>> BEGIN DATA LISTING

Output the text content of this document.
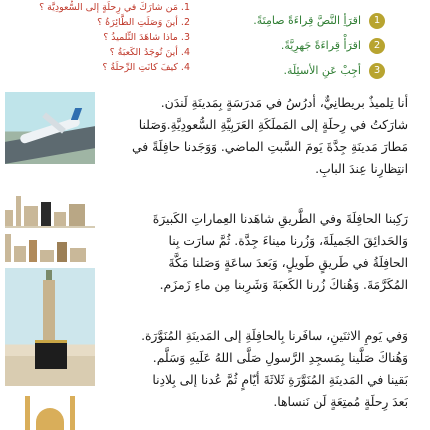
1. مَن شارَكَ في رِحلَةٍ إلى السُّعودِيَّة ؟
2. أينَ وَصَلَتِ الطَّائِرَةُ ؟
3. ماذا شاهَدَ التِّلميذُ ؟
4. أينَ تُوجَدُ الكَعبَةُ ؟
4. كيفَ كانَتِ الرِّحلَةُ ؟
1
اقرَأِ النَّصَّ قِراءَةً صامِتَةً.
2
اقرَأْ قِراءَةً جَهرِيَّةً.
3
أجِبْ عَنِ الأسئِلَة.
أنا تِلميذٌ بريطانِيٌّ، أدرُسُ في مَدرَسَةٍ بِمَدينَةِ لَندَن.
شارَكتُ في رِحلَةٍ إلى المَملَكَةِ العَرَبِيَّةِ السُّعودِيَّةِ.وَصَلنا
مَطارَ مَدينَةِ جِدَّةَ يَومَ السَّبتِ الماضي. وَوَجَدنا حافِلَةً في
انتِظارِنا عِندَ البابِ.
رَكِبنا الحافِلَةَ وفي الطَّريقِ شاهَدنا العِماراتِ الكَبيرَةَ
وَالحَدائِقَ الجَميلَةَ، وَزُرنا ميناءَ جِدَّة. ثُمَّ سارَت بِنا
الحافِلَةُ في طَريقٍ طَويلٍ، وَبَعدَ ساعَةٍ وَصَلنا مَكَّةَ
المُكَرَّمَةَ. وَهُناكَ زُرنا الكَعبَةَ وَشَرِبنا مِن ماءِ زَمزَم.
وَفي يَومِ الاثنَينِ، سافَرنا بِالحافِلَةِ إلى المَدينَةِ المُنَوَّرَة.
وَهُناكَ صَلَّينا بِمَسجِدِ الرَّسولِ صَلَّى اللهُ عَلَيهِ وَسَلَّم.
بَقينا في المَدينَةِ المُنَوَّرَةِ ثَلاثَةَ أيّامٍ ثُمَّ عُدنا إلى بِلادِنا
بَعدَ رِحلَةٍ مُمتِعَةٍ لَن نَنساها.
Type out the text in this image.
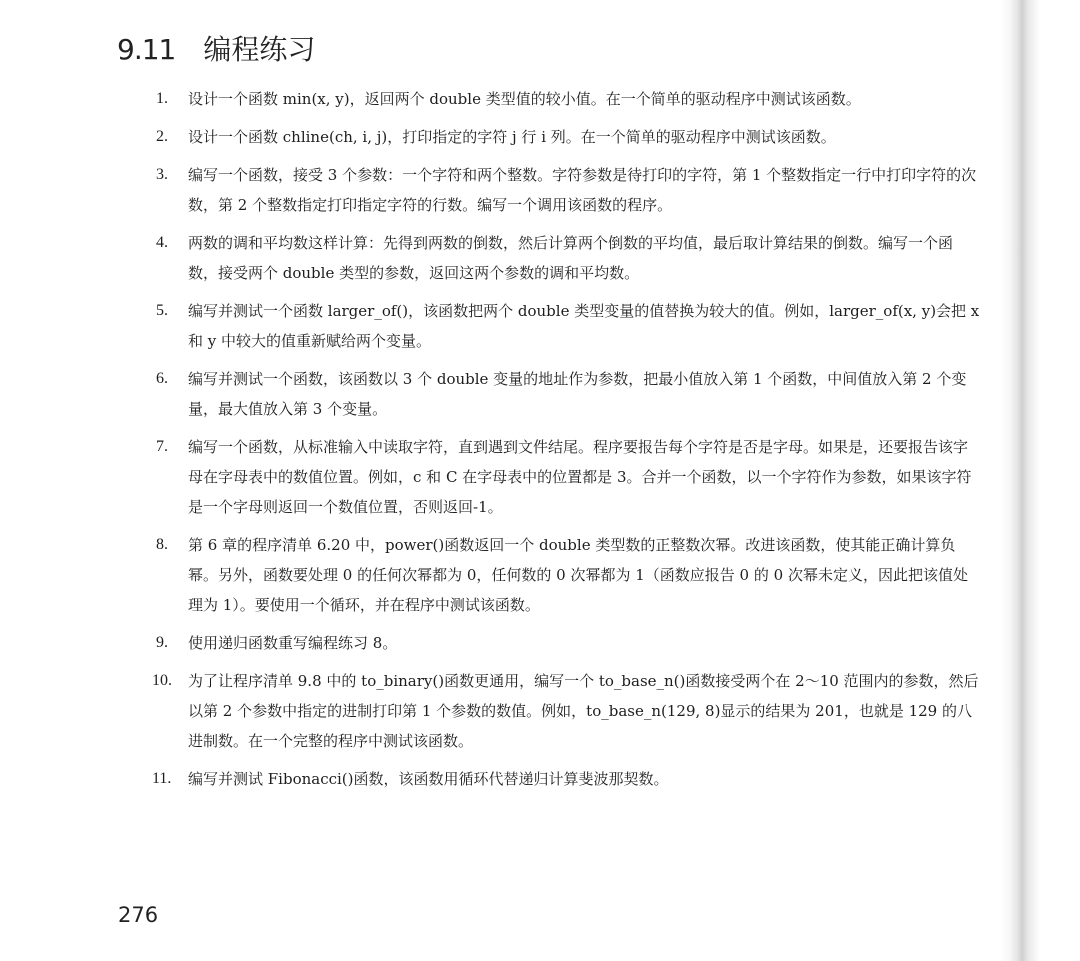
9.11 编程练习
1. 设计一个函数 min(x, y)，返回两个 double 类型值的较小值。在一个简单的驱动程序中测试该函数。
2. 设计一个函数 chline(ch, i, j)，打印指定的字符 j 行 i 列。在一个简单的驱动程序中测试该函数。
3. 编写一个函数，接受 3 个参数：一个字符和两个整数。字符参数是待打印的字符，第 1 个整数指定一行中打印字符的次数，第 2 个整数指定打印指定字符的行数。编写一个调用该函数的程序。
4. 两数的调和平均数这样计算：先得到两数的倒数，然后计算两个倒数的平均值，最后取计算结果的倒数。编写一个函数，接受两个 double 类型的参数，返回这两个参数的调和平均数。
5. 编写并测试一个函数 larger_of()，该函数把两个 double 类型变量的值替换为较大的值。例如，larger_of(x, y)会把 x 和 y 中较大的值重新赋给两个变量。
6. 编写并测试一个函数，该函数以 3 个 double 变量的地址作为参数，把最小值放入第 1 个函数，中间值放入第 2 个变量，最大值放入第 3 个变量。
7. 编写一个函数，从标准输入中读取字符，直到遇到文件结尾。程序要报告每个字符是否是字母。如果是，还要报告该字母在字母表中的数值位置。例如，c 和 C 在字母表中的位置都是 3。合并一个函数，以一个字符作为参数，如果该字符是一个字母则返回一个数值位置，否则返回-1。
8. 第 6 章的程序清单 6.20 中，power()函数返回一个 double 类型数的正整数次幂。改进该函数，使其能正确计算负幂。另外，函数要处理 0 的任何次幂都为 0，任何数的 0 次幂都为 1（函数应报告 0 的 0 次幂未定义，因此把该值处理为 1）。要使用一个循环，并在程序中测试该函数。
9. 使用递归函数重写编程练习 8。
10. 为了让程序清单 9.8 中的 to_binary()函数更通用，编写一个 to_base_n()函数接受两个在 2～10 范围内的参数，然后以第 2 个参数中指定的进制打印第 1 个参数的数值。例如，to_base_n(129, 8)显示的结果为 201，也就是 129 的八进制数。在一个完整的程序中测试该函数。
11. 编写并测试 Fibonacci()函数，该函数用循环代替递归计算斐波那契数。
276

>> END DATA LISTING

§ GIVEN PROBLEM
Wherever a line in the data above holds "编写并测试一个函数", copy that line.

§ TASK RESULT
5. 编写并测试一个函数 larger_of()，该函数把两个 double 类型变量的值替换为较大的值。例如，larger_of(x, y)会把 x 和 y 中较大的值重新赋给两个变量。
6. 编写并测试一个函数，该函数以 3 个 double 变量的地址作为参数，把最小值放入第 1 个函数，中间值放入第 2 个变量，最大值放入第 3 个变量。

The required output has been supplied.